[start DATASET EXTRACT]
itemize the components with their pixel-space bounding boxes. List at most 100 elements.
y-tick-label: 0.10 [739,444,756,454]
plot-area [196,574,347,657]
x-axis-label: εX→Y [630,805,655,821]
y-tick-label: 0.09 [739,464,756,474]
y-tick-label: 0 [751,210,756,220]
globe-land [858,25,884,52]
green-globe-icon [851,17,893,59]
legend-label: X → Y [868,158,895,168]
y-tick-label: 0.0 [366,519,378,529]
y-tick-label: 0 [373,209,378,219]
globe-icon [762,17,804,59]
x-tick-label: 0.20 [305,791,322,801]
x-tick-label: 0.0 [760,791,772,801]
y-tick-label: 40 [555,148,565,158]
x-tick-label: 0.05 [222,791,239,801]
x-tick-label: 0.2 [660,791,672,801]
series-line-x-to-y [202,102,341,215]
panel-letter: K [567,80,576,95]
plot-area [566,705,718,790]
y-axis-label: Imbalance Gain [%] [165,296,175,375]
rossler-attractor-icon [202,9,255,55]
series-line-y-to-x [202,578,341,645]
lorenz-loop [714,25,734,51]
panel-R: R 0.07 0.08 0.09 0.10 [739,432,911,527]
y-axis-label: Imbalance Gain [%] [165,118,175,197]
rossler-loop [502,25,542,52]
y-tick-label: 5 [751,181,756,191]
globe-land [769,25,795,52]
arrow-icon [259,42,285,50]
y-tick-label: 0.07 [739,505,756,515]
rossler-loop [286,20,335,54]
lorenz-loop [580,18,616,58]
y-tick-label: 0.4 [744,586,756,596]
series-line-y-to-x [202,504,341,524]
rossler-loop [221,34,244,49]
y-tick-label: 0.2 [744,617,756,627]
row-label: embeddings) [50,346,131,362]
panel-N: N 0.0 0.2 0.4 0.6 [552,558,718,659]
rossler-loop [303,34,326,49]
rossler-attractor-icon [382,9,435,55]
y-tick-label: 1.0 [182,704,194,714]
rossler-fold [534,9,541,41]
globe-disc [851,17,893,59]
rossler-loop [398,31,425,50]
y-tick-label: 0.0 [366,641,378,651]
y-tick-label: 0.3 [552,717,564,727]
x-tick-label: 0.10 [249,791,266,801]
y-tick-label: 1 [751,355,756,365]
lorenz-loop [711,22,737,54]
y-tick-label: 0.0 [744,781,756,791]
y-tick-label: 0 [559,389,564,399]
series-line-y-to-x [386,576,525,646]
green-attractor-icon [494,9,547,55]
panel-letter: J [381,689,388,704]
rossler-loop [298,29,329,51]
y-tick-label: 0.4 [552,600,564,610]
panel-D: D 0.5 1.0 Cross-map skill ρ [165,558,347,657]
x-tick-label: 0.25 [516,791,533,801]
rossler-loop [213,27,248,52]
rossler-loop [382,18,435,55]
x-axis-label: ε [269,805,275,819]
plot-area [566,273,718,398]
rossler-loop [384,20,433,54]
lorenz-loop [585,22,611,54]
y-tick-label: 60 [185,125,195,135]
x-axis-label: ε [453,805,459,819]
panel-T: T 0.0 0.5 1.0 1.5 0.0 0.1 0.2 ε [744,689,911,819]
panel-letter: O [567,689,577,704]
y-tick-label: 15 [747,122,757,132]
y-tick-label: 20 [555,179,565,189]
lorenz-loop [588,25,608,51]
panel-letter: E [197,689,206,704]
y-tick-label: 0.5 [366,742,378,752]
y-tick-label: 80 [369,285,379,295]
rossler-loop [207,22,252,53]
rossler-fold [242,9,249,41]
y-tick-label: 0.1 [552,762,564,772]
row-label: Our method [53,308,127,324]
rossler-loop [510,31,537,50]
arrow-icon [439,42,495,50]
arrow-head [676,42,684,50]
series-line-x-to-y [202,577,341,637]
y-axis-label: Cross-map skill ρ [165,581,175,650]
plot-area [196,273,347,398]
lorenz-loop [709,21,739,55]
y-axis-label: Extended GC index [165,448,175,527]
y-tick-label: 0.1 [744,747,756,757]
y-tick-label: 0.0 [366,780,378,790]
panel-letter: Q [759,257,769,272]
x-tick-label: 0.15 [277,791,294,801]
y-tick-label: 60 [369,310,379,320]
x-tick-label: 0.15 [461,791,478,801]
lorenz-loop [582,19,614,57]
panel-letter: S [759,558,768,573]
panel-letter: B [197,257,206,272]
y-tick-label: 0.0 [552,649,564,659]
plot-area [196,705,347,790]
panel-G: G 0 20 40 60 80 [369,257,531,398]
[end DATASET EXTRACT]
## REQUEST
Rewrite the rows above as a JSON list of strings, one string per line, leaving out any blank lines.

## COMPLETED EXERCISE
[
  "itemize the components with their pixel-space bounding boxes. List at most 100 elements.",
  "y-tick-label: 0.10 [739,444,756,454]",
  "plot-area [196,574,347,657]",
  "x-axis-label: εX→Y [630,805,655,821]",
  "y-tick-label: 0.09 [739,464,756,474]",
  "y-tick-label: 0 [751,210,756,220]",
  "globe-land [858,25,884,52]",
  "green-globe-icon [851,17,893,59]",
  "legend-label: X → Y [868,158,895,168]",
  "y-tick-label: 0.0 [366,519,378,529]",
  "y-tick-label: 0 [373,209,378,219]",
  "globe-icon [762,17,804,59]",
  "x-tick-label: 0.20 [305,791,322,801]",
  "x-tick-label: 0.0 [760,791,772,801]",
  "y-tick-label: 40 [555,148,565,158]",
  "x-tick-label: 0.05 [222,791,239,801]",
  "x-tick-label: 0.2 [660,791,672,801]",
  "series-line-x-to-y [202,102,341,215]",
  "panel-letter: K [567,80,576,95]",
  "plot-area [566,705,718,790]",
  "y-axis-label: Imbalance Gain [%] [165,296,175,375]",
  "rossler-attractor-icon [202,9,255,55]",
  "series-line-y-to-x [202,578,341,645]",
  "lorenz-loop [714,25,734,51]",
  "panel-R: R 0.07 0.08 0.09 0.10 [739,432,911,527]",
  "y-axis-label: Imbalance Gain [%] [165,118,175,197]",
  "rossler-loop [502,25,542,52]",
  "y-tick-label: 5 [751,181,756,191]",
  "globe-land [769,25,795,52]",
  "arrow-icon [259,42,285,50]",
  "y-tick-label: 0.07 [739,505,756,515]",
  "rossler-loop [286,20,335,54]",
  "lorenz-loop [580,18,616,58]",
  "y-tick-label: 0.4 [744,586,756,596]",
  "series-line-y-to-x [202,504,341,524]",
  "rossler-loop [221,34,244,49]",
  "y-tick-label: 0.2 [744,617,756,627]",
  "row-label: embeddings) [50,346,131,362]",
  "panel-N: N 0.0 0.2 0.4 0.6 [552,558,718,659]",
  "rossler-loop [303,34,326,49]",
  "rossler-attractor-icon [382,9,435,55]",
  "y-tick-label: 1.0 [182,704,194,714]",
  "rossler-fold [534,9,541,41]",
  "globe-disc [851,17,893,59]",
  "rossler-loop [398,31,425,50]",
  "y-tick-label: 0.0 [366,641,378,651]",
  "y-tick-label: 0.3 [552,717,564,727]",
  "x-tick-label: 0.10 [249,791,266,801]",
  "y-tick-label: 1 [751,355,756,365]",
  "lorenz-loop [711,22,737,54]",
  "y-tick-label: 0.0 [744,781,756,791]",
  "y-tick-label: 0 [559,389,564,399]",
  "series-line-y-to-x [386,576,525,646]",
  "green-attractor-icon [494,9,547,55]",
  "panel-letter: J [381,689,388,704]",
  "rossler-loop [298,29,329,51]",
  "y-tick-label: 0.4 [552,600,564,610]",
  "panel-D: D 0.5 1.0 Cross-map skill ρ [165,558,347,657]",
  "x-tick-label: 0.25 [516,791,533,801]",
  "rossler-loop [213,27,248,52]",
  "rossler-loop [382,18,435,55]",
  "x-axis-label: ε [269,805,275,819]",
  "plot-area [566,273,718,398]",
  "rossler-loop [384,20,433,54]",
  "lorenz-loop [585,22,611,54]",
  "y-tick-label: 60 [185,125,195,135]",
  "x-axis-label: ε [453,805,459,819]",
  "panel-T: T 0.0 0.5 1.0 1.5 0.0 0.1 0.2 ε [744,689,911,819]",
  "panel-letter: O [567,689,577,704]",
  "y-tick-label: 15 [747,122,757,132]",
  "y-tick-label: 20 [555,179,565,189]",
  "lorenz-loop [588,25,608,51]",
  "panel-letter: E [197,689,206,704]",
  "y-tick-label: 0.5 [366,742,378,752]",
  "y-tick-label: 80 [369,285,379,295]",
  "rossler-loop [207,22,252,53]",
  "rossler-fold [242,9,249,41]",
  "y-tick-label: 0.1 [552,762,564,772]",
  "row-label: Our method [53,308,127,324]",
  "rossler-loop [510,31,537,50]",
  "arrow-icon [439,42,495,50]",
  "arrow-head [676,42,684,50]",
  "series-line-x-to-y [202,577,341,637]",
  "y-axis-label: Cross-map skill ρ [165,581,175,650]",
  "plot-area [196,273,347,398]",
  "lorenz-loop [709,21,739,55]",
  "y-axis-label: Extended GC index [165,448,175,527]",
  "y-tick-label: 0.1 [744,747,756,757]",
  "y-tick-label: 0.0 [366,780,378,790]",
  "panel-letter: Q [759,257,769,272]",
  "x-tick-label: 0.15 [277,791,294,801]",
  "y-tick-label: 60 [369,310,379,320]",
  "x-tick-label: 0.15 [461,791,478,801]",
  "lorenz-loop [582,19,614,57]",
  "panel-letter: S [759,558,768,573]",
  "panel-letter: B [197,257,206,272]",
  "y-tick-label: 0.0 [552,649,564,659]",
  "plot-area [196,705,347,790]",
  "panel-G: G 0 20 40 60 80 [369,257,531,398]"
]